(begin)

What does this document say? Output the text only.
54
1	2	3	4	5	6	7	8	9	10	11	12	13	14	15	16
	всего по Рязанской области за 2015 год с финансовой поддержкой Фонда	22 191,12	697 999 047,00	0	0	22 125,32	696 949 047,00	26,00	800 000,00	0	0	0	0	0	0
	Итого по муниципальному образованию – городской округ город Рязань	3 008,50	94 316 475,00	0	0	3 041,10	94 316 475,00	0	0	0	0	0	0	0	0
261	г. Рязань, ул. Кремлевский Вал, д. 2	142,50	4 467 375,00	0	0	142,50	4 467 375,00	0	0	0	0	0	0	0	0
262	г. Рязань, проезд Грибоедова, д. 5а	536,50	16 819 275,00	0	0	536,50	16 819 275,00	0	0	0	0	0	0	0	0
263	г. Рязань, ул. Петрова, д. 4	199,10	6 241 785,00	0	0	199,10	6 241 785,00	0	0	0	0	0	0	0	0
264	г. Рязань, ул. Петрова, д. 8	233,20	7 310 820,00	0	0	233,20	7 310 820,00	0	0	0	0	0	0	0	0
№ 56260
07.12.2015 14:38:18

(end)

▶ Goal of the exercise
Look through the data above. Find each line with the string "Петрова" and copy it.

▶ Solved exercise
263	г. Рязань, ул. Петрова, д. 4	199,10	6 241 785,00	0	0	199,10	6 241 785,00	0	0	0	0	0	0	0	0
264	г. Рязань, ул. Петрова, д. 8	233,20	7 310 820,00	0	0	233,20	7 310 820,00	0	0	0	0	0	0	0	0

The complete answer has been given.